begin INPUT FOR THIS TASK

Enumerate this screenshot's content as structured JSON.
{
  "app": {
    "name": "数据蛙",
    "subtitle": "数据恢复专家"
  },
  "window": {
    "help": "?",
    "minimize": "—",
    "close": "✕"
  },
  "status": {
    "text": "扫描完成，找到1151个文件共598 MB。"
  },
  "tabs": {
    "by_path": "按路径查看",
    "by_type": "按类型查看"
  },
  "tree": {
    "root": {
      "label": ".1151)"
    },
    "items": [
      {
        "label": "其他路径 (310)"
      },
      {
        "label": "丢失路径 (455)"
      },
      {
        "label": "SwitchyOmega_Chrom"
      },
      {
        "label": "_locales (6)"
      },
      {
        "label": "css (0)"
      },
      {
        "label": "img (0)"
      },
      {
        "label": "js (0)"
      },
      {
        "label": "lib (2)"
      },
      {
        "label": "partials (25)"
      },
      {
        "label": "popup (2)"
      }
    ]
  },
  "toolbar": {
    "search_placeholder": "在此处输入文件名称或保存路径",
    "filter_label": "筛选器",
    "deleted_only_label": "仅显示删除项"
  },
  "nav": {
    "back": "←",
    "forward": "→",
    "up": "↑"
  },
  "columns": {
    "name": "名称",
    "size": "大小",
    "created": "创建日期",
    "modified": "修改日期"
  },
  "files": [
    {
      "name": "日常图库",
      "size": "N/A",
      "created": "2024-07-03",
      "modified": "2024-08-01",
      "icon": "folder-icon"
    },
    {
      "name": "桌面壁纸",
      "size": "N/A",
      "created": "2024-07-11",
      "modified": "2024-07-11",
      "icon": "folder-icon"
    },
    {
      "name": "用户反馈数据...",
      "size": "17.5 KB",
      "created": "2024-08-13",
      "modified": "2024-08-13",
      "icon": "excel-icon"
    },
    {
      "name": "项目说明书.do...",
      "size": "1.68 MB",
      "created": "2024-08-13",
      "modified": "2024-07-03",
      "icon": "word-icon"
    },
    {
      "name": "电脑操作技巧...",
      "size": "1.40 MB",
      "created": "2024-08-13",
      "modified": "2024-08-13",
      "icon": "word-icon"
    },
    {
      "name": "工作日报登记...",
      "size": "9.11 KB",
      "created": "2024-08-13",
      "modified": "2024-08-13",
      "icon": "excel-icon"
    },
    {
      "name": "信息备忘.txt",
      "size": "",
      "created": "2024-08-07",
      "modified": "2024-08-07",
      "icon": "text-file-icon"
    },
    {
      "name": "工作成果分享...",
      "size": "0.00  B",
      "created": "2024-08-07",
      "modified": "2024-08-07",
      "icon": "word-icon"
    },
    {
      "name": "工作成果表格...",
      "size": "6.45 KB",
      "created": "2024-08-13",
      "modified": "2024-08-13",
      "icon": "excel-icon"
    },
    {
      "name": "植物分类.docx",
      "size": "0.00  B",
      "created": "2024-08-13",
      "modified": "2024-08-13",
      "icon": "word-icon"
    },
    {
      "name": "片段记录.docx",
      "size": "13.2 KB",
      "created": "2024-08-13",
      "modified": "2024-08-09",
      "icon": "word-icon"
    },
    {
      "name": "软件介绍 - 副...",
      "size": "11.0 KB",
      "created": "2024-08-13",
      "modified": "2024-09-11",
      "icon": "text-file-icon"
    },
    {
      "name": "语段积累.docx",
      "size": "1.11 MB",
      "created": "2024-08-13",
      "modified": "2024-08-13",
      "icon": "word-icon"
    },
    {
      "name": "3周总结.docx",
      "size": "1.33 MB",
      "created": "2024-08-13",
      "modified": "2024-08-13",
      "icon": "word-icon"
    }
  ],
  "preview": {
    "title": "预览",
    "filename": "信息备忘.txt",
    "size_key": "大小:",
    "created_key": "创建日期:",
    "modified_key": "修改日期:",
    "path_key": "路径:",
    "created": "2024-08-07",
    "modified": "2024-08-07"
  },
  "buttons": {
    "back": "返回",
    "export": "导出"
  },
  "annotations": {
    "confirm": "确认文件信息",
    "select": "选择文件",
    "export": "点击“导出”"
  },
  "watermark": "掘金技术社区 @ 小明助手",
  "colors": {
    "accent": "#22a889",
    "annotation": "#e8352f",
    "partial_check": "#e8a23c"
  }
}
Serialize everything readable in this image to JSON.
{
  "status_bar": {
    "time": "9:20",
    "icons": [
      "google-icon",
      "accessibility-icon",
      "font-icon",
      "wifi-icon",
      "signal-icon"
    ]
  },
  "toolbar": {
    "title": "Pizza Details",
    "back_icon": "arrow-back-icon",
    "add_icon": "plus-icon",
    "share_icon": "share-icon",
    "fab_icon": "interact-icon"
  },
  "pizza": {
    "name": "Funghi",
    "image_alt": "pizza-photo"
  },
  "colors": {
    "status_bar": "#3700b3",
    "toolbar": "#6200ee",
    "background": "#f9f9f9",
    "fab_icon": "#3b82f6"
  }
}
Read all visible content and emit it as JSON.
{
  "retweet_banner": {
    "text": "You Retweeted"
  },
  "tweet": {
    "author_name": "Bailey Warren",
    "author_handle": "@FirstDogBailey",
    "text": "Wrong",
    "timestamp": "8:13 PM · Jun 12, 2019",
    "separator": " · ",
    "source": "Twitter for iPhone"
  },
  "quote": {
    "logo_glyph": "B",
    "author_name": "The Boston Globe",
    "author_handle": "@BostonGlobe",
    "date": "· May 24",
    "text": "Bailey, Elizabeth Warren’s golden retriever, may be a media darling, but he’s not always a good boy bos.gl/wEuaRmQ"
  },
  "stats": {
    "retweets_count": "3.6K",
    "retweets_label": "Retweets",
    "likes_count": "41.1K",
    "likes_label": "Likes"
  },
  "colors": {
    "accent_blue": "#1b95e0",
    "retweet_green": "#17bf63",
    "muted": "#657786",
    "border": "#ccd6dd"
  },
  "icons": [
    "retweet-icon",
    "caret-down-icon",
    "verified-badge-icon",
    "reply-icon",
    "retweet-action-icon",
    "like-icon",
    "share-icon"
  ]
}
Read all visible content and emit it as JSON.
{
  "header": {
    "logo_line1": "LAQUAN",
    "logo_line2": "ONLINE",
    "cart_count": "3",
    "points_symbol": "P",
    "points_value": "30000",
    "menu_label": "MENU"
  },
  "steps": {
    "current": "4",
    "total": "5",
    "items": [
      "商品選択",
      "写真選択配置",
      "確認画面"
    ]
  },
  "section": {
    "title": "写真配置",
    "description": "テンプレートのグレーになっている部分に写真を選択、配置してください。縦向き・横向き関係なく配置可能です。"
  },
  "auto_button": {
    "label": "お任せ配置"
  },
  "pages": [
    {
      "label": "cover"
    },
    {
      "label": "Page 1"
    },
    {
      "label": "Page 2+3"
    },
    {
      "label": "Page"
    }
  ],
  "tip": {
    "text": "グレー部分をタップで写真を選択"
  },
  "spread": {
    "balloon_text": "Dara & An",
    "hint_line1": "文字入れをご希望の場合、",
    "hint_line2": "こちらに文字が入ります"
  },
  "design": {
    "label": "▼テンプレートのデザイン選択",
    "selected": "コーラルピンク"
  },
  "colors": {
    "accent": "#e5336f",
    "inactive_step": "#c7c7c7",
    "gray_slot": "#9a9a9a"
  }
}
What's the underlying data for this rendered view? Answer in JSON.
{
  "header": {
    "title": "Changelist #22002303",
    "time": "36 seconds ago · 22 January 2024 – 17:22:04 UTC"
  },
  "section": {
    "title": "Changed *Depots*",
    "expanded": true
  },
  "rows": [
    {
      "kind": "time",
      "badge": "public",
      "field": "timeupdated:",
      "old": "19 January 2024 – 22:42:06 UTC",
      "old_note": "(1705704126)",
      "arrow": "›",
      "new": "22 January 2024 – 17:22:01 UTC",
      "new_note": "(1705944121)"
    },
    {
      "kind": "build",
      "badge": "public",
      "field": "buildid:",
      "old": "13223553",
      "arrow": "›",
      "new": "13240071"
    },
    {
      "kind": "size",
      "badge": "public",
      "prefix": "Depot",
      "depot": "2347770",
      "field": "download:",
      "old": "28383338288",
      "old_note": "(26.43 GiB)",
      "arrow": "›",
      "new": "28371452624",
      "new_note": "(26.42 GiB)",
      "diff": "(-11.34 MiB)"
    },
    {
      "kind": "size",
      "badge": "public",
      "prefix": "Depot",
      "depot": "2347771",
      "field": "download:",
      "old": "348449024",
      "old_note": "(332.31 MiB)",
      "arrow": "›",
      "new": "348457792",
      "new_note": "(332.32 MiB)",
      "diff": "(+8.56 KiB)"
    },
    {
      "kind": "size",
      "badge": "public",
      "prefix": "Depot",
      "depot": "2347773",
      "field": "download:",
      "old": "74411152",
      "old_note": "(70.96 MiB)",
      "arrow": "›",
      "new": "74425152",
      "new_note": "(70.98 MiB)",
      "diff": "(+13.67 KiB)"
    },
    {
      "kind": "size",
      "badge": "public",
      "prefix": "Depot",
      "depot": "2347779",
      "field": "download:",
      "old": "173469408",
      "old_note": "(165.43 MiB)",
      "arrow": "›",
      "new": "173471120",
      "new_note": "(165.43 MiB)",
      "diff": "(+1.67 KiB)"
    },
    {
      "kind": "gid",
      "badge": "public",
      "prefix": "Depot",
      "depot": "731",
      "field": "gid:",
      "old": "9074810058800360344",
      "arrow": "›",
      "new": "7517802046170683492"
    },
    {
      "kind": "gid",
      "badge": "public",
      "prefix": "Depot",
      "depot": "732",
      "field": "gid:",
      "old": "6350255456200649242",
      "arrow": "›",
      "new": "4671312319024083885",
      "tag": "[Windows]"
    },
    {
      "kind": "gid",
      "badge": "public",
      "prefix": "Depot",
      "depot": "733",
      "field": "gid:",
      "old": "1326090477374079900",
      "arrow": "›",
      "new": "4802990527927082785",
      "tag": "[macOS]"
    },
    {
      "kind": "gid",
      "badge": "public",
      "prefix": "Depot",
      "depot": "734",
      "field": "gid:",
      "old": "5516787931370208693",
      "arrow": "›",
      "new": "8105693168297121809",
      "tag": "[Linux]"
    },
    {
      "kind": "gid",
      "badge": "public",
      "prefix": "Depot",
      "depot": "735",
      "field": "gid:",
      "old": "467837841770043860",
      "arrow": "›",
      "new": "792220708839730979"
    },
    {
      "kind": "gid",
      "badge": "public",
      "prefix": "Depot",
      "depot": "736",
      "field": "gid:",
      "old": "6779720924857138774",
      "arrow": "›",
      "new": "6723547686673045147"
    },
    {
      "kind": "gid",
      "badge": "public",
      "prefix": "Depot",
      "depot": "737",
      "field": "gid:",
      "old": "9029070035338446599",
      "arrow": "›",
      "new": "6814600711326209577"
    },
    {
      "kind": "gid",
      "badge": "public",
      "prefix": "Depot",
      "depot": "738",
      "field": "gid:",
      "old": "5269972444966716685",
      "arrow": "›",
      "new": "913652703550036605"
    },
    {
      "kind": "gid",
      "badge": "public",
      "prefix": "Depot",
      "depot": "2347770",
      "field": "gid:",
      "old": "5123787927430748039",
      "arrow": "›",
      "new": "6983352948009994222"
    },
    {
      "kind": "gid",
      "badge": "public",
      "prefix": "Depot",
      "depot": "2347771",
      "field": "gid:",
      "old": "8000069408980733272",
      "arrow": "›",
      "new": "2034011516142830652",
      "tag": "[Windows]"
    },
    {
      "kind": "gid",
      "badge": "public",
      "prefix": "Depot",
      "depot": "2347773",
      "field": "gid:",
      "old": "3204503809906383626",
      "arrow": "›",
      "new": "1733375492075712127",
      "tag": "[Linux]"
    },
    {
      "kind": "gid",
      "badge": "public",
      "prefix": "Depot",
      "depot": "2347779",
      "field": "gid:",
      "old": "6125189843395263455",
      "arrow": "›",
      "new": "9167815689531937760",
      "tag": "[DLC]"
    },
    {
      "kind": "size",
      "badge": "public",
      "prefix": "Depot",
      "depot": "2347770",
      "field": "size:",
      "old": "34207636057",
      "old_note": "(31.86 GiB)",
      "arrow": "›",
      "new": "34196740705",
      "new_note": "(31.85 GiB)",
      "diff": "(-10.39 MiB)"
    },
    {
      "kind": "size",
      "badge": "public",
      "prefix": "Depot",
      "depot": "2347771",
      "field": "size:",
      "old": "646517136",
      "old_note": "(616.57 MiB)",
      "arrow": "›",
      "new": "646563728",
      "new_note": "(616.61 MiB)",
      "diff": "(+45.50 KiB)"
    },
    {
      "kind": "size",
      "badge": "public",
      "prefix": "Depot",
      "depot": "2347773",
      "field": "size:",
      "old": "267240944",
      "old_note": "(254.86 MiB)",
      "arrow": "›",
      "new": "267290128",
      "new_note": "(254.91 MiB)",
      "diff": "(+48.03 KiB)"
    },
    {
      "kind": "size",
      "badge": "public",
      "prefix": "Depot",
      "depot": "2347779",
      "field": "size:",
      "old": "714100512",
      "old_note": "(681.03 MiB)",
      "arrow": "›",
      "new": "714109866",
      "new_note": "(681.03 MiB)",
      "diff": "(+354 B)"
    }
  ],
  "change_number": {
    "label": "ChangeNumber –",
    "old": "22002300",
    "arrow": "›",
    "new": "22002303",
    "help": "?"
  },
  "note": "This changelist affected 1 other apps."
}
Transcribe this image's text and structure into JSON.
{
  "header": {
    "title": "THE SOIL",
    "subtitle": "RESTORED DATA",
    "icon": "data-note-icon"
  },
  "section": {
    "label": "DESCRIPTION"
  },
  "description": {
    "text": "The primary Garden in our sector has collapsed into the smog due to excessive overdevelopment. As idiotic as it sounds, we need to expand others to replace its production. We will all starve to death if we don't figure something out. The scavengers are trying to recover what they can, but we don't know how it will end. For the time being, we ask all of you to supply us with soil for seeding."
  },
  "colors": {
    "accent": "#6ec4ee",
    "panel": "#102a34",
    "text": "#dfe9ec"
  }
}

end INPUT FOR THIS TASK

*GIVEN INSTRUCTION:*
Pull out every line from the one with "Transcribe this image's" to the end of the listing, and output only those.

*RESPONSE:*
Transcribe this image's text and structure into JSON.
{
  "header": {
    "title": "THE SOIL",
    "subtitle": "RESTORED DATA",
    "icon": "data-note-icon"
  },
  "section": {
    "label": "DESCRIPTION"
  },
  "description": {
    "text": "The primary Garden in our sector has collapsed into the smog due to excessive overdevelopment. As idiotic as it sounds, we need to expand others to replace its production. We will all starve to death if we don't figure something out. The scavengers are trying to recover what they can, but we don't know how it will end. For the time being, we ask all of you to supply us with soil for seeding."
  },
  "colors": {
    "accent": "#6ec4ee",
    "panel": "#102a34",
    "text": "#dfe9ec"
  }
}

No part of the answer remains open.